Ответьте по исходному тексту:
(а) Сколько классов Шепли проучился в школе?
(б) В каком году Генриетта Суон Ливитт заявила о своем открытии?
(в) На какой год в Шведской королевской академии наук готовили номинацию Ливитт?
== Исходный текст ==
Поскольку в те дни превалировало представление о Вселенной, в которой нет ничего, кроме нашей Галактики, большинство астрономов принадлежало к лагерю «в нашей Галактике», который возглавлял знаменитый гарвардский астроном Харлоу Шепли.
В школе Шепли проучился всего пять классов, а потом занимался самообразованием и в конце концов поступил в Принстон. Он решил изучать астрономию просто потому, что этот предмет стоял первым пунктом в учебном плане. В своих фундаментальных трудах он показал, что Млечный Путь гораздо больше, чем считали раньше, и что Солнце находится отнюдь не в центре галактики, а в ее захолустном, ничем не примечательном уголке. В астрономии Шепли обладал непререкаемым авторитетом, поэтому его воззрения о природе туманностей имели большой вес.
В первый день нового 1925 года Хаббл опубликовал результаты своих двухлетних исследований так называемых спиральных туманностей, где он сумел выявить переменные звезды особого рода, так называемые цефеиды. В число этих туманностей входила и туманность, которую мы теперь знаем как созвездие Андромеды.
Переменные звезды цефеиды были описаны еще в 1784 году. Это звезды, чья яркость меняется с определенной периодичностью. В 1908 году в Гарвардскую обсерваторию на должность «вычислителя» была принята еще никому не известная молодая женщина по имени Генриетта Суон Ливитт («вычислителями» называли женщин, которых пускали в каталог фотопластинок с изображениями звезд различной яркости; пользоваться телескопами женщинам в те годы не разрешалось). Генриетта, дочь священника конгрегационалистской церкви, прямого потомка первых переселенцев, сделала поразительное открытие, о котором и заявила в 1912 году: она заметила, что между яркостью цефеид и периодом их вариаций существует прямая зависимость. То есть если удастся определить расстояние до какой-то цефеиды с известным периодом (а это было сделано вскоре, в 1913 году), то, измерив яркость других цефеид с таким же периодом, можно будет определить расстояние и до них! Поскольку наблюдаемая яркость звезд уменьшается пропорционально квадрату расстояния до звезды (свет распространяется равномерно по сфере, чья площадь увеличивается пропорционально квадрату расстояния, поэтому, когда свет распределяется по большей поверхности сферы, его наблюдаемая интенсивность в любой точке обратно пропорциональна площади сферы), то определение расстояния до далеких звезд всегда было важной и трудной задачей для астрономов. Открытие Ливитт произвело настоящий переворот в этой области. (Сам Хаббл, которому не досталось Нобелевской премии, часто говорил, что труды Ливитт ее заслуживают, хотя он был человеком довольно-таки эгоистичным и, вполне вероятно, утверждал так лишь потому, что его вполне могли номинировать на Нобелевскую премию за его дальнейшие работы вместе с Ливитт.) В Шведской королевской академии наук даже готовили документы, чтобы номинировать Ливитт в 1924 году, но тут стало известно, что она умерла от рака за три года до этого. Благодаря силе личности, склонности к саморекламе и таланту наблюдателя Хаббл в результате сделал из своего имени настоящий бренд, а о Генриетте Ливитт известно, увы, лишь тем, кто увлекается историей астрофизики.
===
== Фрагменты данных ==
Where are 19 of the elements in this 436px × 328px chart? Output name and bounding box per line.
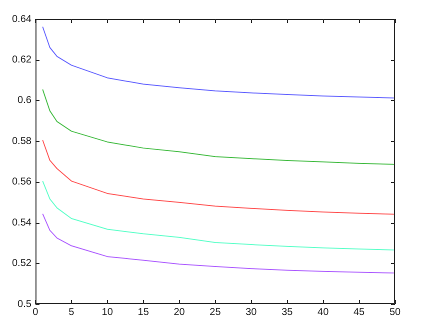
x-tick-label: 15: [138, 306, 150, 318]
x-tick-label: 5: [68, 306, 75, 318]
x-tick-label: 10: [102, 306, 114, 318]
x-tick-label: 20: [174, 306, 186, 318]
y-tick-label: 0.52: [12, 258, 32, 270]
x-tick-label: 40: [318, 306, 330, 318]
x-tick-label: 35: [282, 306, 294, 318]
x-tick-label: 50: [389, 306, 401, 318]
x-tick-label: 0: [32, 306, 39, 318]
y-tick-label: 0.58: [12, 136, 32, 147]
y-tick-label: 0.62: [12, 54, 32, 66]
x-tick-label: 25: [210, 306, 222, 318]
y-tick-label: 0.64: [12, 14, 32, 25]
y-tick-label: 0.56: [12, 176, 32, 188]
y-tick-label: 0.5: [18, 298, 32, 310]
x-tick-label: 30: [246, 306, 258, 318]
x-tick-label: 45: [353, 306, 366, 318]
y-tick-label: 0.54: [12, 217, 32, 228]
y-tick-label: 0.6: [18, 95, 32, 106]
===
== Фрагменты данных ==
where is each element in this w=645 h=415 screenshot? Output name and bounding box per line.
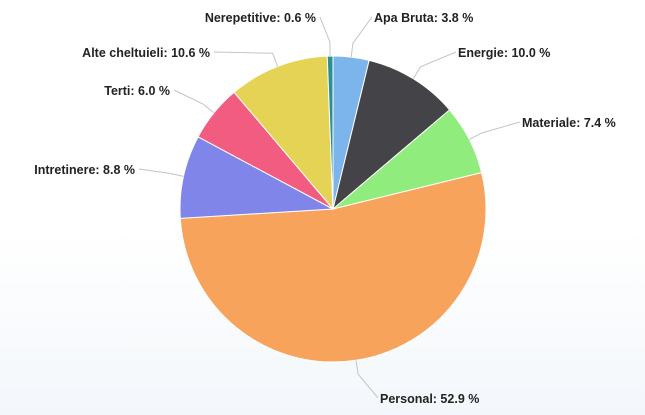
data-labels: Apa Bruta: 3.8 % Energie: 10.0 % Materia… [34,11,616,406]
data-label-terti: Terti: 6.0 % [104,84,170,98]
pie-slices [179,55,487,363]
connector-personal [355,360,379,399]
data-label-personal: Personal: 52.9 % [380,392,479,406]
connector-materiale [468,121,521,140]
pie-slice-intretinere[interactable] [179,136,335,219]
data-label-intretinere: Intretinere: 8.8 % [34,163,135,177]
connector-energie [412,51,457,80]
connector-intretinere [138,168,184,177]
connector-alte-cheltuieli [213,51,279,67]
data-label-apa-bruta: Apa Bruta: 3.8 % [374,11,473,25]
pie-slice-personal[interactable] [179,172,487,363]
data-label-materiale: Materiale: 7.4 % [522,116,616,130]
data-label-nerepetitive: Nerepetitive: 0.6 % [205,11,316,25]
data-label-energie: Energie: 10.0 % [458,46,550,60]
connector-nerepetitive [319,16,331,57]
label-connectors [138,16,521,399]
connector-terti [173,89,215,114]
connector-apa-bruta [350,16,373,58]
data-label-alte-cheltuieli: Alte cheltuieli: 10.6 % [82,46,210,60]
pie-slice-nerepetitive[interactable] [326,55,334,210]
===
== Фрагменты данных ==
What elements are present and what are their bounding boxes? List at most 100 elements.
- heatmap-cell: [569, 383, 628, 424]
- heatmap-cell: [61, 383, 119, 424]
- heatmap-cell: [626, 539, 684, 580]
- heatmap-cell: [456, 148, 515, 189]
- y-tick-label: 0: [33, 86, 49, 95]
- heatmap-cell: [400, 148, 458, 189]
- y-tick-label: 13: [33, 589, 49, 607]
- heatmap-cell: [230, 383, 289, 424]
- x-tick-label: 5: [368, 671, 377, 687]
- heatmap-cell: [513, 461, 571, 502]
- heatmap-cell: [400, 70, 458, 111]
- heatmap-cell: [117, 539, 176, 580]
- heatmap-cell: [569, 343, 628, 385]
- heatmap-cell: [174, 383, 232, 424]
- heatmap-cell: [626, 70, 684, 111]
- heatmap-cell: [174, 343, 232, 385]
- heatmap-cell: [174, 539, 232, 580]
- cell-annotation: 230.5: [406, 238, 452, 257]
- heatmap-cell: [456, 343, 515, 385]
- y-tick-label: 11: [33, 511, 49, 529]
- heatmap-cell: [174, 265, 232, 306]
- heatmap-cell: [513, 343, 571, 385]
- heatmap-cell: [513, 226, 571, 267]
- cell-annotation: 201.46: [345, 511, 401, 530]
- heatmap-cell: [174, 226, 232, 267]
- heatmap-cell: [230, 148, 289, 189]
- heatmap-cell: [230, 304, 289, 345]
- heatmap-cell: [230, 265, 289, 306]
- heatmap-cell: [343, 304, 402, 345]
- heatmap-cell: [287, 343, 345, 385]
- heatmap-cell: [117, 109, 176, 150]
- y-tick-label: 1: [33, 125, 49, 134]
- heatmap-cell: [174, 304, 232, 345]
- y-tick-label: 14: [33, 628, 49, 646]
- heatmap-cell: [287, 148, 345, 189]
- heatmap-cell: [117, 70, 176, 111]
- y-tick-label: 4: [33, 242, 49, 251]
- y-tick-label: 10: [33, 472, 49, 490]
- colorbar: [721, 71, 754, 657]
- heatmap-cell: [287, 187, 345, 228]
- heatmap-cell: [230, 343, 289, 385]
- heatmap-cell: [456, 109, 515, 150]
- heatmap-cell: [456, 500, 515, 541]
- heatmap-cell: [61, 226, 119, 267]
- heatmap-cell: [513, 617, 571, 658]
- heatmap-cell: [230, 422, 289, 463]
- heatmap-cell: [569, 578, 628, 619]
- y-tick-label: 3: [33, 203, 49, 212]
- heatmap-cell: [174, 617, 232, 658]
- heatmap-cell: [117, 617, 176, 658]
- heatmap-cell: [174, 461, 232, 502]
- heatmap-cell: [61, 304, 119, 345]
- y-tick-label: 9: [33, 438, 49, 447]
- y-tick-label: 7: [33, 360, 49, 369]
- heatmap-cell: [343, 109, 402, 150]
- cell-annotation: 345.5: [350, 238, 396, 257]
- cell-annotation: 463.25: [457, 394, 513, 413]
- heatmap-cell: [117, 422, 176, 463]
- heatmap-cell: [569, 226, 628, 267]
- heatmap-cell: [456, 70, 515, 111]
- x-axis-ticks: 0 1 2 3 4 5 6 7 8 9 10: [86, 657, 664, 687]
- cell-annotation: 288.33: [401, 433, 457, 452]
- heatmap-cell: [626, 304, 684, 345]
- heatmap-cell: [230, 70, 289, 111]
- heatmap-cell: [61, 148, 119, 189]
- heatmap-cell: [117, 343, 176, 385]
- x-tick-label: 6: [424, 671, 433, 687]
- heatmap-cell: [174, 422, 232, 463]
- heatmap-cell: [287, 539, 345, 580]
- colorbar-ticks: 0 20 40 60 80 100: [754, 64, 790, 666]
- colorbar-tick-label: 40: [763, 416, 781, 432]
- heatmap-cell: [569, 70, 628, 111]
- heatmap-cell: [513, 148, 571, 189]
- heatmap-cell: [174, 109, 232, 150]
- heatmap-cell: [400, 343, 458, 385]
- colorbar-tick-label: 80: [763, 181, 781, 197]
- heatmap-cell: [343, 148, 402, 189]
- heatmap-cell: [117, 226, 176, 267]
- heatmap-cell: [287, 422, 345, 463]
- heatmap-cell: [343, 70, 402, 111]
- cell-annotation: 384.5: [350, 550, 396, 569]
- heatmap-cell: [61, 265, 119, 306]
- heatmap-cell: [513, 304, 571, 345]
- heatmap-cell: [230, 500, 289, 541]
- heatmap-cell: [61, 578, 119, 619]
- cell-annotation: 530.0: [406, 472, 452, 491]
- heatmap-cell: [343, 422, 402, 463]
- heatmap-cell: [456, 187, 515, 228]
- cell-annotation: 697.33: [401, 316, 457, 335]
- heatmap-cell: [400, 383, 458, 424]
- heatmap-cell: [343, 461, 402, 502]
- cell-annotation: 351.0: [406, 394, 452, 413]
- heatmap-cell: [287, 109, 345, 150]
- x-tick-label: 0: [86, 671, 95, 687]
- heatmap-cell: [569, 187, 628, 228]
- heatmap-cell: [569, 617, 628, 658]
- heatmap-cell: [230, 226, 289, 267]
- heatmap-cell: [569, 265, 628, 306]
===
Ожидаемый ответ:
(а) Пять классов.
(б) В 1912 году.
(в) На 1924 год.